Lynne Cheney's discomfort with the media's interest in her lesbian daughter Mary, televised nationally over the weekend, threatens to ignite the first firestorm of the so-far superbly scripted Republican convention.
On Sunday, when ABC's Cokie Roberts started to ask the GOP vice presidential nominee's wife about having a daughter who has "declared she's openly gay," an irate Lynne Cheney shot back: "Mary has never declared such a thing." Cheney then blasted the media for its interest in the story, and chided Roberts: "I'm surprised, Cokie, that even you would want to bring it up on this program."
"I have two wonderful daughters. I love them very much. They are bright; they are hard-working; they are decent. And I simply am not going to talk about their personal lives," Cheney told Roberts.
Nationally, many gay leaders were alarmed by Lynne Cheney's remarks. The distaste implied by her use of the term "such a thing" to describe her daughter Mary's sexuality didn't come across as ringing acceptance. And some see it as an attempt to force Mary Cheney -- who has in fact publicly "declared" herself a lesbian, and has worked as the gay and lesbian corporate relations manager for Coors Brewing Co. -- back into the closet, at least on the campaign trail.
The controversy could bubble over this week, since friends of Mary Cheney say she's planning to bring her life partner, the woman she shares a house with in Conifer, Colo., to the Republican convention. She has reportedly postponed plans to attend business school this fall in order to campaign with her father, former Defense Secretary Dick Cheney.
Gay leaders wasted no time blasting Lynne Cheney's remarks to Roberts. "They were horrible," said Human Rights Campaign spokesman David Smith. "She said she is proud of both her daughters, but there was definitely a sense this was one aspect of who her daughter is that she was not proud of. That came through loud and clear."
"The fact that [Mary] is lesbian is not a private matter," he continued. "It was part of her job. She reached out to the gay and lesbian community for a major U.S. corporation. She was on the cutting edge of changing how a corporation reaches out to gay and lesbian customers."
Cheney herself told a lesbian magazine that she went to work for Coors "because I knew several other lesbians who were very happy here." Friends and colleagues say she has declared her sexuality in public on many occasions.

DATA SECTION:
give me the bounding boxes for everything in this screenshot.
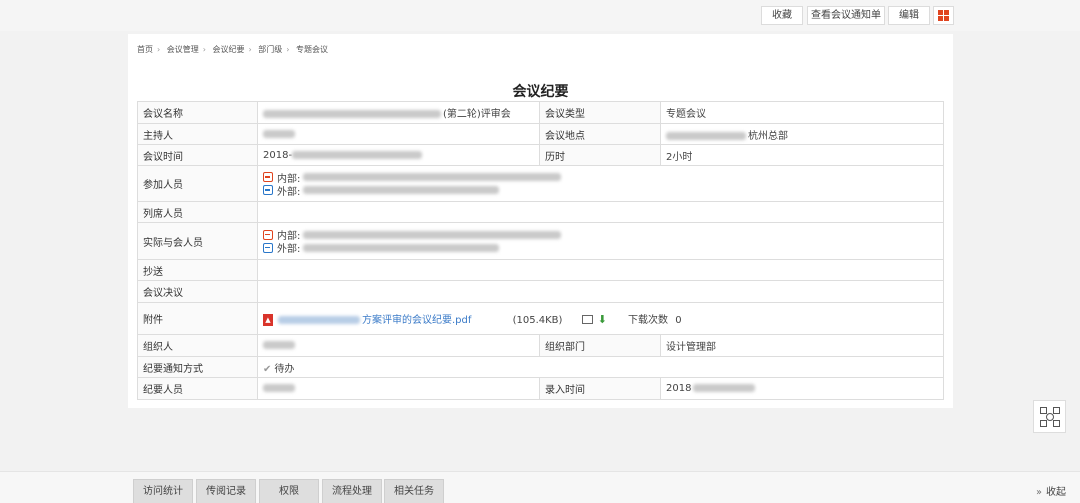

DIRECTIVES:
(a) In the news article about Lynne Cheney's remarks, in what town does Mary Cheney share a house with her life partner?
(b) Retype the passage of the news article about Lynne Cheney's remarks starting with "Lynne Cheney's discomfort" and going on through "scripted Republican convention.".
(c) Extend the news article about Lynne Cheney's remarks with new material that follows its final sentence.
The data is separate material and has no connection to the news article about Lynne Cheney's remarks.

ANSWERS PER TASK:
(a) Conifer, Colo.

(b)
Lynne Cheney's discomfort with the media's interest in her lesbian daughter Mary, televised nationally over the weekend, threatens to ignite the first firestorm of the so-far superbly scripted Republican convention.

(c)
Denver colleagues laughed at the assertion that Mary has never "declared" her sexuality. "Of course she did," said Jim McNulty, co-founder of the organization that puts on the popular Aspen Gay Ski Week, which Coors has supported throughout Mary Cheney's tenure. "Did she tell me she was a lesbian? She said, 'This is my life partner.' That's exactly how she put it. They kissed and hugged, which is wonderful."
"It's been widely known for a long time that she's gay and not shy about it," says Elizabeth Birch, HRC executive director, interviewed Monday in Philadelphia where she attended a luncheon to honor gay Republicans. "I think she's between a rock and a hard place. The issue now will be whether she's locked in the vault -- literally or figuratively," Birch offered.
Friends of Cheney say they're "pretty sure" her girlfriend plans to join her at the Republican convention some time this week, and that Cheney wants the emotional support. "If I were in that vortex in Philadelphia, I'd want her to be there," said one close friend. "And I think if [the girlfriend] has it in her power to be there, she'll be there."
But he cautioned that the girlfriend's identity might remain hidden through the festivities. "There are ways of staying out of sight," he said, though he noted she "doesn't expect to remain private forever," he said. Salon and other news organizations know at least the first name of Cheney's girlfriend, and a photo of the pair is in circulation, but to date her identity has not been revealed in order to protect her privacy.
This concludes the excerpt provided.